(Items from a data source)
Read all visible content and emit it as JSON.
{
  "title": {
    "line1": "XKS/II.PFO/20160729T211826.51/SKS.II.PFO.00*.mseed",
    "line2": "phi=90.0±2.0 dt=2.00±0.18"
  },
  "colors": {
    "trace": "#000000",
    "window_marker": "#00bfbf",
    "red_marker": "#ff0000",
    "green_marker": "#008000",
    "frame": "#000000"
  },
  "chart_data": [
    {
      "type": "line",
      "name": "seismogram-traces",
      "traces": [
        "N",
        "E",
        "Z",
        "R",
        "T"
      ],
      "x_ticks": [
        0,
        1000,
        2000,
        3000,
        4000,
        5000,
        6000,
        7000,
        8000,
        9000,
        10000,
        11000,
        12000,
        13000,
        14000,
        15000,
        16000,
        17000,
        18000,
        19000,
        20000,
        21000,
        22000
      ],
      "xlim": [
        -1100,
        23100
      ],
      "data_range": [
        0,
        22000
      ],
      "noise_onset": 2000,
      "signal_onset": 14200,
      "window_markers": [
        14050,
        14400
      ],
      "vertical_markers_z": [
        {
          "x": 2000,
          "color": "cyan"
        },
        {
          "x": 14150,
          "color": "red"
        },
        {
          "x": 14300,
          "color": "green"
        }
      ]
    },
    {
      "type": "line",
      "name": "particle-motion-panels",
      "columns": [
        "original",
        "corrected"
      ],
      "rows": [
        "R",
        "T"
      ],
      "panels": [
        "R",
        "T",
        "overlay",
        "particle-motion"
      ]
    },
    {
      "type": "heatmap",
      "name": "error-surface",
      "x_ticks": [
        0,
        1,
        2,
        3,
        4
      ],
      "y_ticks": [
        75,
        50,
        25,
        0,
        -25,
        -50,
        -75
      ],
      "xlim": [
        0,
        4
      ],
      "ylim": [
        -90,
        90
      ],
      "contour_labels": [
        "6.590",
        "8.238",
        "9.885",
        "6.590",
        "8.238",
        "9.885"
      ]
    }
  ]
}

GOAL
Identify each line in the entries with the word "motion" and copy it.

EXERCISE OUTPUT
      "name": "particle-motion-panels",
        "particle-motion"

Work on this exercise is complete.